Merits of PAJA review
[79]
In his response to Business Zone’s
request, the Controller stated:

Before
a matter can be referred to arbitration, the Controller of Petroleum
Products (hereinafter referred to as ‘the Controller’)

must be satisfied that the reason(s) for the request is as a result
of the alleged unfair or unreasonable contractual practice
by a
licensed retailer or wholesaler in the performance of an existing
valid contractual agreement in an ongoing business relationship.
The
information we have before us is that there is no longer a valid
agreement between [Business Zone] and Engen.  The agreement

forming the basis of [Business Zone’s] allegations of
unfair or unreasonable contractual practice have been cancelled.

Further, [Business Zone’s] allegations of unfair or
unreasonable contractual practice are centred around the agreements
which are currently under consideration by the [Johannesburg] High
Court and as such, the matter is therefore
sub-judice
and can no longer be considered for arbitration.
In
light of the foregoing, it is our considered view that in the absence
of an existing valid Agreement of Lease and Operation of
Service
Station, [Business Zone’s] request for arbitration does not
satisfy the minimum requirements in terms of Section 12B
of the
Act.  As such, the Controller has no basis for referring this
matter to arbitration because of the requirements in
the regulatory
framework.”
[80]
Likewise, the Minister refused to refer the
dispute to arbitration.  In her response, the Minister stated:

[I]n
my opinion, section 12B of the Act may only be applied in cases
where there is an existing or continuing contract between
the
parties.  Since the validity of the termination of the contract
by Engen Petroleum Limited is disputed by [Business Zone],
and
the matter is currently before a competent court, we believe that the
arbitration under section 12B of the Act would not
be proper.
━━━━━━━━
**WRITTEN REQUEST 1:** Reproduce everything in the judgment excerpt on arbitration from "Merits of PAJA" down to "as ‘the Controller’)".
**WRITTEN REQUEST 2:** Write what follows in the judgment excerpt on arbitration, starting after its last sentence.

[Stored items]
━━━━━━━━
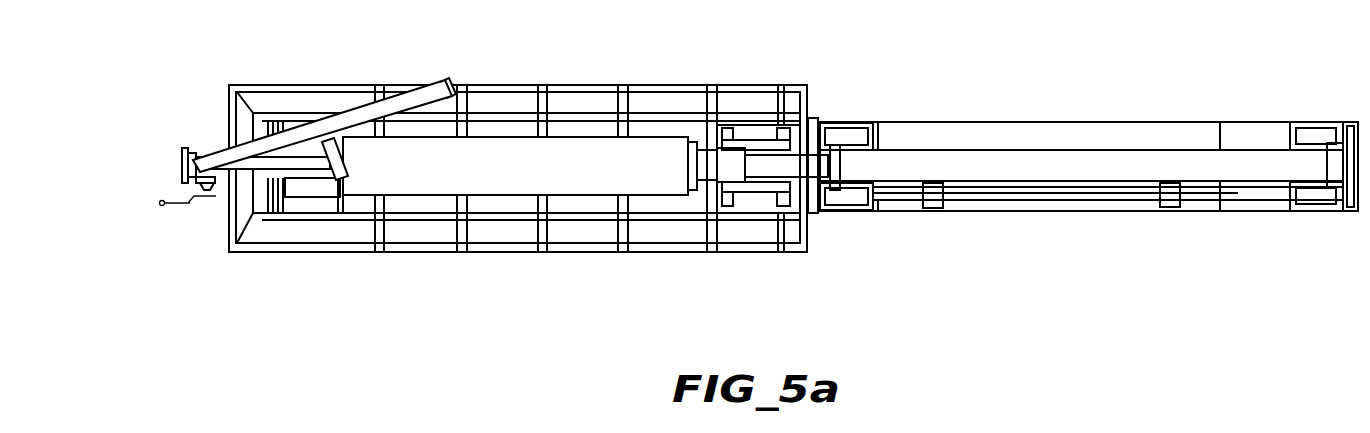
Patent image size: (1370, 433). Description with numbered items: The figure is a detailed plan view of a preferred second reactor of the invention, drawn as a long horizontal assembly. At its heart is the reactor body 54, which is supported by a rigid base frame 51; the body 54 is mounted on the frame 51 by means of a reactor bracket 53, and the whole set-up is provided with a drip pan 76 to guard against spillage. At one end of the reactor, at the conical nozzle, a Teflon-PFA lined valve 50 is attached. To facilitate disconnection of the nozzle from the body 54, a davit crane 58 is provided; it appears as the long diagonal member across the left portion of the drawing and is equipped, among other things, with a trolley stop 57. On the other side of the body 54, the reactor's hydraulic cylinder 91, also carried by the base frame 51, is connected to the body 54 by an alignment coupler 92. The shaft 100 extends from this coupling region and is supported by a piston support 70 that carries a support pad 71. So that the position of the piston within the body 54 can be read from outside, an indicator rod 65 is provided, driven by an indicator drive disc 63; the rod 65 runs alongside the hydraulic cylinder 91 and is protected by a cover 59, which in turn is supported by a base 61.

The Teflon-PFA lined valve 50 is at (198, 150).
The rigid base frame 51 is at (1140, 121).
The reactor bracket 53 is at (279, 207).
The reactor body 54 is at (513, 162).
The trolley stop 57 is at (355, 173).
The davit crane 58 is at (356, 118).
The cover 59 is at (1122, 190).
The base 61 is at (935, 200).
The indicator drive disc 63 is at (762, 160).
The indicator rod 65 is at (1265, 180).
The piston support 70 is at (728, 205).
The support pad 71 is at (743, 195).
The drip pan 76 is at (510, 252).
The hydraulic cylinder 91 is at (1017, 165).
The alignment coupler 92 is at (718, 164).
The shaft 100 is at (815, 163).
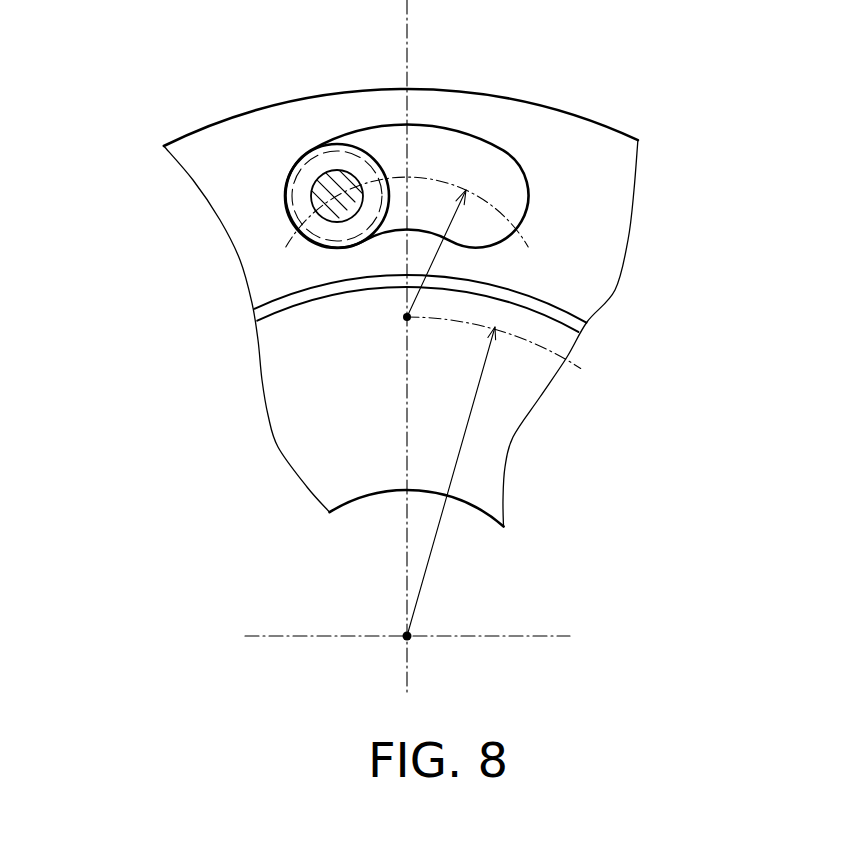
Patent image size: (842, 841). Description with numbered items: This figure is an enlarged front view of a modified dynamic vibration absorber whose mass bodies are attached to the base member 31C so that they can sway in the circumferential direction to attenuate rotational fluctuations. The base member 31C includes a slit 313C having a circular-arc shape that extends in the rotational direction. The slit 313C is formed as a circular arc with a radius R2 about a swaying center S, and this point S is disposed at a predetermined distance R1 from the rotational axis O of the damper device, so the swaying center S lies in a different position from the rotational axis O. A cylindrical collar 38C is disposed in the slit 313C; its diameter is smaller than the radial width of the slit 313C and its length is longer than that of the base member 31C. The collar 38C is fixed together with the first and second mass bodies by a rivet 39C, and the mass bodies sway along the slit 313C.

The base member 31C is at (587, 106).
The slit 313C is at (513, 156).
The collar 38C is at (293, 197).
The rivet 39C is at (336, 205).
The swaying center S is at (407, 317).
The rotational axis O is at (408, 636).
The predetermined distance R1 is at (494, 476).
The radius R2 is at (444, 253).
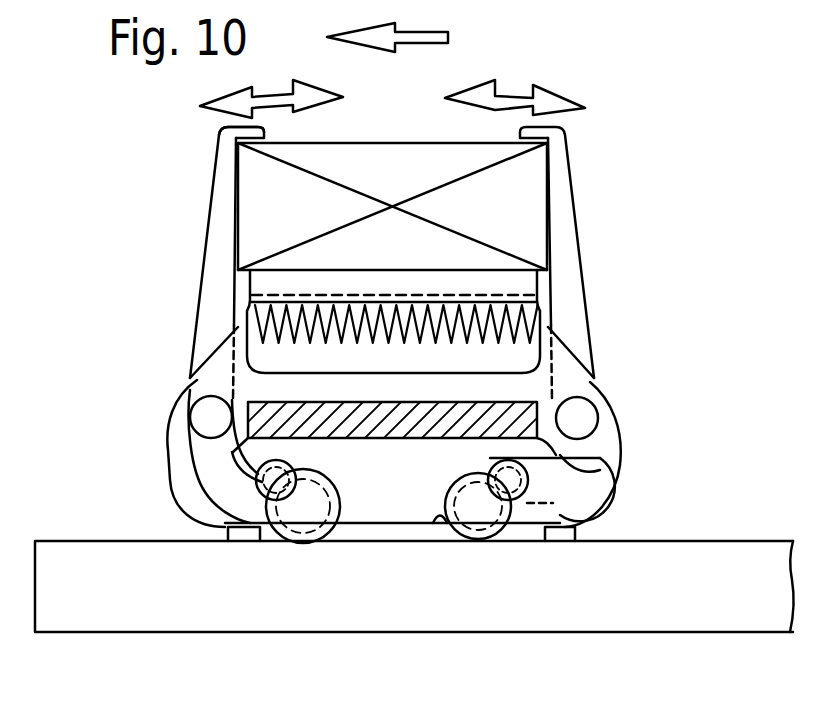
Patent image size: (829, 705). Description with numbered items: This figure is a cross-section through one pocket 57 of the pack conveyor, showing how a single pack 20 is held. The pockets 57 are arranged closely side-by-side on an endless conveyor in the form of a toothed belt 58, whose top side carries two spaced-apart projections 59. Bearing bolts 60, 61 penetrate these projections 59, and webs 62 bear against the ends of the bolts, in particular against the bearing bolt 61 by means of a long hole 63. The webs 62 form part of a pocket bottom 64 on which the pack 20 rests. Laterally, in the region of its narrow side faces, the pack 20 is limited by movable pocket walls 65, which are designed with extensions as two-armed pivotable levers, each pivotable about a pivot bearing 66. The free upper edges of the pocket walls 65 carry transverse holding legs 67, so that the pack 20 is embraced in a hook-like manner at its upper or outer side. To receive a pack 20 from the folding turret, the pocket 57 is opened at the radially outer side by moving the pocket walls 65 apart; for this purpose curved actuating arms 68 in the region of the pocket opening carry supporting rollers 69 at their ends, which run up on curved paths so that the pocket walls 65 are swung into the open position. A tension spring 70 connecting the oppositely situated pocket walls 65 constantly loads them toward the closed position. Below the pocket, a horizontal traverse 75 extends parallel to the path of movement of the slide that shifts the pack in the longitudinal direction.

The pack 20 is at (395, 165).
The pocket 57 is at (610, 143).
The toothed belt 58 is at (755, 565).
The projections 59 is at (232, 533).
The bearing bolt 60 is at (220, 489).
The bearing bolt 61 is at (528, 533).
The webs 62 is at (597, 462).
The long hole 63 is at (590, 492).
The pocket bottom 64 is at (540, 282).
The pocket walls 65 is at (216, 184).
The pivot bearing 66 is at (205, 418).
The holding legs 67 is at (257, 125).
The actuating arms 68 is at (253, 533).
The supporting rollers 69 is at (303, 543).
The tension spring 70 is at (510, 327).
The traverse 75 is at (400, 440).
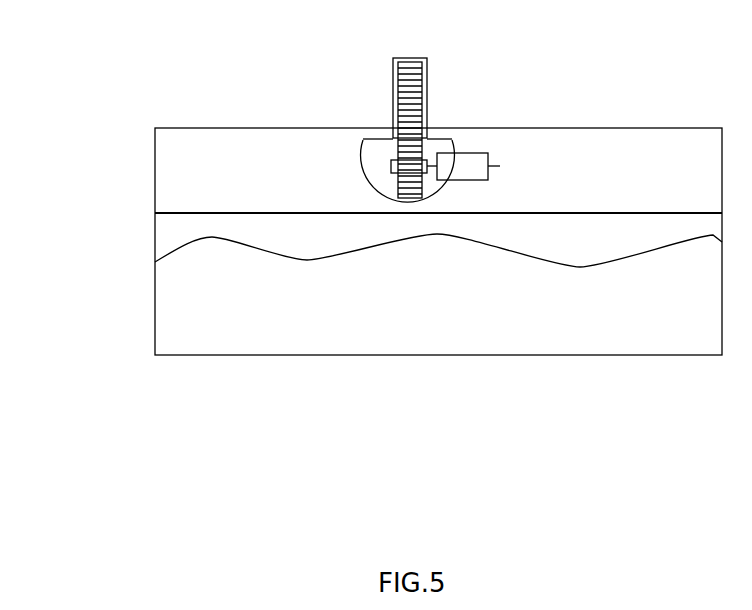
━━━━━━━━
**REPLY 1:**
Merits of PAJA review
[79]
In his response to Business Zone’s
request, the Controller stated:

Before
a matter can be referred to arbitration, the Controller of Petroleum
Products (hereinafter referred to as ‘the Controller’)

**REPLY 2:**
I am advised further that a single juristic act (the exercise of a
legal right to cancel a contract) intended
to terminate an agreement
cannot, in law, constitute or be characterised as ‘an unfair or
unreasonable contractual practice’
for purposes of section 12B
of the Act.  Therefore, an arbitrator would not have
jurisdiction to determine the validity
or otherwise of the
cancellation of the agreement.”
[81]
The Minister was of the view that she was
precluded from doing so since the contract had been cancelled and the
dispute relating
to the cancellation was pending before the
Johannesburg High Court.  She also stated that a single act
of cancellation
did not constitute a contractual practice.
[82]
In light of my interpretation of
section 12B, it is clear that the Controller laboured under the
erroneous belief that he did
not have the power to refer the dispute
to arbitration because the contract between the parties had been
cancelled.  In addition,
the validity of that cancellation was
under consideration before the Johannesburg High Court, and this
precluded him from referring
the matter to arbitration.
[83]
The Controller was clearly wrong, as the
provisions of section 12B did not require him to ascertain the
existence of these
two requirements.  The only jurisdictional
requirement is an allegation by a retailer that a wholesaler has
committed an unfair
or unreasonable contractual practice.  The
issues raised by the Controller were irrelevant for purposes of the
request for
referral.
[84]
Jafta J held in
City
of Johannesburg
that—

a
mere error of law is not sufficient for an administrative act to be
set aside.  Section 6(2)(
d
)
of [PAJA] permits administrative action to be reviewed and set aside
only where it is ‘materially influenced by an error
of law’.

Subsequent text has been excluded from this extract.